Copy out each line of the material below that holds the string "OECD".

Some records

__________________________________________________

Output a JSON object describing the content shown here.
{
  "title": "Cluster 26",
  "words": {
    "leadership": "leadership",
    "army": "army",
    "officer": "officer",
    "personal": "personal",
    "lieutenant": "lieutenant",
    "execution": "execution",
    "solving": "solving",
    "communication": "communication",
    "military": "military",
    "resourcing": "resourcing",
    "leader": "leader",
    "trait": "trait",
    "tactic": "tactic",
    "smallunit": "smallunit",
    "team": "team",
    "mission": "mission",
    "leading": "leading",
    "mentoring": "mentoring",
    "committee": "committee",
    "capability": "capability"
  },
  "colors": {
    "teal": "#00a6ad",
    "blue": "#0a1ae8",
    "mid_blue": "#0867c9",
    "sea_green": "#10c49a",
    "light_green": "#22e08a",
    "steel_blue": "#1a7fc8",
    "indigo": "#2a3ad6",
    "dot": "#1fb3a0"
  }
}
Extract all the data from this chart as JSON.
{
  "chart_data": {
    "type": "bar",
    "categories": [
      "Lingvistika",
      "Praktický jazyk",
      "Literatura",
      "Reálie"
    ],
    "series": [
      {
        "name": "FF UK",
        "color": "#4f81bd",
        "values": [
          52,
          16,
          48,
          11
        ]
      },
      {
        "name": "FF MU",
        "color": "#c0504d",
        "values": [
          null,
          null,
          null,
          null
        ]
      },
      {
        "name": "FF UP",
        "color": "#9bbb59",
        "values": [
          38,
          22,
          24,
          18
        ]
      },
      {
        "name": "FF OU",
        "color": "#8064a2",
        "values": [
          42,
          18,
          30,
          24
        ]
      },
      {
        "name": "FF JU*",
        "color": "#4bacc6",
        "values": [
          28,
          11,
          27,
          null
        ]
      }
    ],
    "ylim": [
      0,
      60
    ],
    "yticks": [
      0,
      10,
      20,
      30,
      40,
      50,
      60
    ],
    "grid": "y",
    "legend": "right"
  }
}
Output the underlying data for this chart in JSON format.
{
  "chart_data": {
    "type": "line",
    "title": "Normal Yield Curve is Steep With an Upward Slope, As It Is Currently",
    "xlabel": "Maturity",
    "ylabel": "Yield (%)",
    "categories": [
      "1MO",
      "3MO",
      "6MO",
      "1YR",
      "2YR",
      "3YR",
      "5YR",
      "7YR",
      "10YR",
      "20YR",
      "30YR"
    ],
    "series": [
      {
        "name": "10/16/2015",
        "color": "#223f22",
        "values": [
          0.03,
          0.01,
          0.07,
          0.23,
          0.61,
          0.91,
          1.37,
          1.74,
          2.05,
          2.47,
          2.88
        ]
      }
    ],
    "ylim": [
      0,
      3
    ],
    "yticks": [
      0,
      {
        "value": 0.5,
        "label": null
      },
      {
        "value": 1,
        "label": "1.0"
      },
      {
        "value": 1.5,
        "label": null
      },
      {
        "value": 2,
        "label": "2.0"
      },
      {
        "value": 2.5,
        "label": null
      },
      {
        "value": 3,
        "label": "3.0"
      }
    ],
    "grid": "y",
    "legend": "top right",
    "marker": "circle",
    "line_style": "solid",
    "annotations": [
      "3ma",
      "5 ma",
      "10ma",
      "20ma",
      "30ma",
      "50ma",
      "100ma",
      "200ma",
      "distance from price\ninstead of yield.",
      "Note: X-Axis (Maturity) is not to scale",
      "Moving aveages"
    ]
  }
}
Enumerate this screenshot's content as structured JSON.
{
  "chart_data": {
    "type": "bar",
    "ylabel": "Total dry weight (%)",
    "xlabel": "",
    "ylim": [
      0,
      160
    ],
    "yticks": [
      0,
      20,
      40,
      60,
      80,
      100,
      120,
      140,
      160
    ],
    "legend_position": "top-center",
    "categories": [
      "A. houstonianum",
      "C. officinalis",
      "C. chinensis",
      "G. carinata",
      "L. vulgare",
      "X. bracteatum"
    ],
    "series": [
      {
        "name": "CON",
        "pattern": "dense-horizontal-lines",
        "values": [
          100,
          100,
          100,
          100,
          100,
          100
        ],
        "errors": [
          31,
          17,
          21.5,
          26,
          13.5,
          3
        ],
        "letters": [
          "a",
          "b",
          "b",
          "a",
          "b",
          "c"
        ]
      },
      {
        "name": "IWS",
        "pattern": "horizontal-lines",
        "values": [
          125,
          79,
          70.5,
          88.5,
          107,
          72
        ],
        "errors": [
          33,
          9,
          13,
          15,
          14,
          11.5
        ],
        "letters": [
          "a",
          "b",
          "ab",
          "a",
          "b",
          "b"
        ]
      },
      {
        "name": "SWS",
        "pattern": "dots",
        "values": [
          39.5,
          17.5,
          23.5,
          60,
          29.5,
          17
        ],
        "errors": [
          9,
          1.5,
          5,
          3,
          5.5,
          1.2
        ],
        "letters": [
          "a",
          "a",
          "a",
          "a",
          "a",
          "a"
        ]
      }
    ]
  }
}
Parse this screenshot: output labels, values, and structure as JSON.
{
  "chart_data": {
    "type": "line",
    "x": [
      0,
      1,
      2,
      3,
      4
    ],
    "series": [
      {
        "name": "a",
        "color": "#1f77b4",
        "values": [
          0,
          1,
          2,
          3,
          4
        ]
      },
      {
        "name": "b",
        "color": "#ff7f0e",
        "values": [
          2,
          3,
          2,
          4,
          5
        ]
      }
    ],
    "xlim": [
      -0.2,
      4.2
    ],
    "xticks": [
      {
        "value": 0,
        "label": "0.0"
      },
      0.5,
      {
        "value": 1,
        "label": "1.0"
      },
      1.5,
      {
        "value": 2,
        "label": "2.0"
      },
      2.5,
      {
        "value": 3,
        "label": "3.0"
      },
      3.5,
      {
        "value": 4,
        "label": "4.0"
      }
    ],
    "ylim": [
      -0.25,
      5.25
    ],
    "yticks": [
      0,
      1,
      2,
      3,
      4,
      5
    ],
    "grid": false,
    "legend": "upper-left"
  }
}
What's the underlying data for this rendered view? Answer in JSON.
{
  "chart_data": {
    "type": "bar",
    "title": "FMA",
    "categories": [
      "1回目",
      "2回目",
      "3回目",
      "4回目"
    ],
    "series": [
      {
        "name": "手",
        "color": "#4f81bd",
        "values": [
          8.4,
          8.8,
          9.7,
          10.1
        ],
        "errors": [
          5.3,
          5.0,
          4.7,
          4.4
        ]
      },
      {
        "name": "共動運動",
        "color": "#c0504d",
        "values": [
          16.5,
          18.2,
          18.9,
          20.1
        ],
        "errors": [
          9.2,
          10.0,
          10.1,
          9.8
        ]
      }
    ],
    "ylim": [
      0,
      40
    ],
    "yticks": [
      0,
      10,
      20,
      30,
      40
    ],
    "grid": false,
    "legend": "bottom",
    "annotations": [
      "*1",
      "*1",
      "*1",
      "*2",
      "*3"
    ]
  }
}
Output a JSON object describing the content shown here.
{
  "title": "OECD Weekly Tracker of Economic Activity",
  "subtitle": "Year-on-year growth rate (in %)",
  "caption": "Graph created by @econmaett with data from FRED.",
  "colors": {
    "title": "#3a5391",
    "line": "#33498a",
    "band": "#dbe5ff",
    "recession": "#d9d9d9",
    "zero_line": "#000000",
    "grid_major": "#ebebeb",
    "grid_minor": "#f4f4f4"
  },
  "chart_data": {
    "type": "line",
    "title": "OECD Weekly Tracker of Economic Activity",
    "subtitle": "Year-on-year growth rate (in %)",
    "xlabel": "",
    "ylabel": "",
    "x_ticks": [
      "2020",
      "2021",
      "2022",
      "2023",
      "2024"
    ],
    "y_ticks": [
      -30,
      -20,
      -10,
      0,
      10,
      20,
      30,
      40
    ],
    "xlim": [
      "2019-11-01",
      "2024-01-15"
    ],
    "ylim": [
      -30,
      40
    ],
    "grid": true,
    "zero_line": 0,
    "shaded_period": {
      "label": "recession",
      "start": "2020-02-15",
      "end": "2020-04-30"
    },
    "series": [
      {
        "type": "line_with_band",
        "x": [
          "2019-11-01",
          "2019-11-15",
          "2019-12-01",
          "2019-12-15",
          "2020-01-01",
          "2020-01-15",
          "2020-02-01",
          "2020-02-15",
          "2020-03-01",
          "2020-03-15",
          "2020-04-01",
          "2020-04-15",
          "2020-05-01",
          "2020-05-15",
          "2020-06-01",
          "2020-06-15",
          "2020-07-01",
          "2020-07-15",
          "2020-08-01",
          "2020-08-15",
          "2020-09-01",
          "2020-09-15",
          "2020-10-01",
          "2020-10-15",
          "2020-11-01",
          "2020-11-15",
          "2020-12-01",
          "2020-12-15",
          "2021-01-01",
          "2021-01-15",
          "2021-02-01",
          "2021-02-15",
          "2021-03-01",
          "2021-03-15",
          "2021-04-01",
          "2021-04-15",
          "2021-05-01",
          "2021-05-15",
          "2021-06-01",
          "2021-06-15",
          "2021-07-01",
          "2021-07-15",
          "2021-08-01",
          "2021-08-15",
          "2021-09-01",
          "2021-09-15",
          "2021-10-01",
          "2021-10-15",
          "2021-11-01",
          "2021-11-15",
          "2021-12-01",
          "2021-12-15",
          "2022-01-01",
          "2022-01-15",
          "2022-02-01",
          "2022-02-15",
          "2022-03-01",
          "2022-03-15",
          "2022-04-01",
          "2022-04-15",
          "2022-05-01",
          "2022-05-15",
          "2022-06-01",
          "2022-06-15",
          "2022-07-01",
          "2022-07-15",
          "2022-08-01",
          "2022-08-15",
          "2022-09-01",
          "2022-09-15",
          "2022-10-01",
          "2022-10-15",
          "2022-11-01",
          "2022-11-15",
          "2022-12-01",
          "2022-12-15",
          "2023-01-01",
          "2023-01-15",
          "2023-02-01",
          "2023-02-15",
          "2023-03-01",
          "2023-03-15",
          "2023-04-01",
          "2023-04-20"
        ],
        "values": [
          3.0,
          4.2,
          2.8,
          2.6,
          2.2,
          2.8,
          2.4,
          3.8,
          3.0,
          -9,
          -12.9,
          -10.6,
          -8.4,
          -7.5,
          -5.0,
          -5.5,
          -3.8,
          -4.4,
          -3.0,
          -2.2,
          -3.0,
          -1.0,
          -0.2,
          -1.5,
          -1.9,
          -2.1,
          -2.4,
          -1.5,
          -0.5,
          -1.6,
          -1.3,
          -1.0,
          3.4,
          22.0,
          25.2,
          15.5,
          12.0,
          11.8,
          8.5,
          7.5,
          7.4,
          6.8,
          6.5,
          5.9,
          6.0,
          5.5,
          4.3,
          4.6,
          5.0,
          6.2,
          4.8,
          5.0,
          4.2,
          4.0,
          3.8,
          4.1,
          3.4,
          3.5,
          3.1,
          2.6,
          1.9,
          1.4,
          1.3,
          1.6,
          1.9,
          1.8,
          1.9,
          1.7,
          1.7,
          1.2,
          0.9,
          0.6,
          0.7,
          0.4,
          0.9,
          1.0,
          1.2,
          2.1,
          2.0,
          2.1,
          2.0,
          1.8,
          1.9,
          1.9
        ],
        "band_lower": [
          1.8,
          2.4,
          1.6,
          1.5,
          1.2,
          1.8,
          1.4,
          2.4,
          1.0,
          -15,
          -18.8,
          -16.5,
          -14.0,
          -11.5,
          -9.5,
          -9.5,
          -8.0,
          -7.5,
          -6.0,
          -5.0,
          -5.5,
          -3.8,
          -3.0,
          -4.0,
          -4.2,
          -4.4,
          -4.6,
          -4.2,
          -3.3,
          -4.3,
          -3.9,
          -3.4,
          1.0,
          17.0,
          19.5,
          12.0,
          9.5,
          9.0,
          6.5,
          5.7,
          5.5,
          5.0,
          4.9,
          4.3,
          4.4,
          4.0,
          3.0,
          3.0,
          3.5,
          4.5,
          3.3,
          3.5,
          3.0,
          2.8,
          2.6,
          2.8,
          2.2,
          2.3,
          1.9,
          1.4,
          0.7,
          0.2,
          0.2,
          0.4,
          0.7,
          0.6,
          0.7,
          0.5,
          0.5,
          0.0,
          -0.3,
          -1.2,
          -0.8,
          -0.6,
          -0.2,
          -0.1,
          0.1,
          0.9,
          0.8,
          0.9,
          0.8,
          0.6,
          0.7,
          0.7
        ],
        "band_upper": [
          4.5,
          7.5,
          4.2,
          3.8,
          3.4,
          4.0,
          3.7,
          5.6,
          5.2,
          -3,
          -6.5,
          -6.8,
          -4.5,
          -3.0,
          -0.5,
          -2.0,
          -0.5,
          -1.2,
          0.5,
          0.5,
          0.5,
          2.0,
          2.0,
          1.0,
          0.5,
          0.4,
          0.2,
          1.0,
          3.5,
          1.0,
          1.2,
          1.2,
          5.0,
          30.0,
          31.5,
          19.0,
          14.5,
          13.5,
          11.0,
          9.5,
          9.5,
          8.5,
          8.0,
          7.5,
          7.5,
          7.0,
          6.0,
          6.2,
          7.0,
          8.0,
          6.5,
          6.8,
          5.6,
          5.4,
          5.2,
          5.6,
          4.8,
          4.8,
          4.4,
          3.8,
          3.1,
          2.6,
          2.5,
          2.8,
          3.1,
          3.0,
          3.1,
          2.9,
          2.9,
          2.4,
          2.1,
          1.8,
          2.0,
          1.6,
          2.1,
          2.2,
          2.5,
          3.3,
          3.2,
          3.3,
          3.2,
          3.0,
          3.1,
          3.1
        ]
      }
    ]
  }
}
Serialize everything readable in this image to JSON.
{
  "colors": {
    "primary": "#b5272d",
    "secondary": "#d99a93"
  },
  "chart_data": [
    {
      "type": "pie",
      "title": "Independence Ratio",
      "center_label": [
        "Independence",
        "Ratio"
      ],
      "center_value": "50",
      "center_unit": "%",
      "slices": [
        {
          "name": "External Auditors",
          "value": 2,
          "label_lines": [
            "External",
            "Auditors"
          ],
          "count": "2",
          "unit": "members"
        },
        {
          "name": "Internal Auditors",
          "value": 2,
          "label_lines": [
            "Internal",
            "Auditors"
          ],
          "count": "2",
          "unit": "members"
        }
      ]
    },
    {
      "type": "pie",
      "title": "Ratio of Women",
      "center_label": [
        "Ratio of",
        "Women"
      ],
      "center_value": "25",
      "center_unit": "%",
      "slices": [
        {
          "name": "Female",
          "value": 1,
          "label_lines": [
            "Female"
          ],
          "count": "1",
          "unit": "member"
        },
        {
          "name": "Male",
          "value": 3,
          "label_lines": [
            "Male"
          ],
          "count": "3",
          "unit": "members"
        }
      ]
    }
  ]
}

__________________________________________________

• _Exercise output_
  "title": "OECD Weekly Tracker of Economic Activity",
    "title": "OECD Weekly Tracker of Economic Activity",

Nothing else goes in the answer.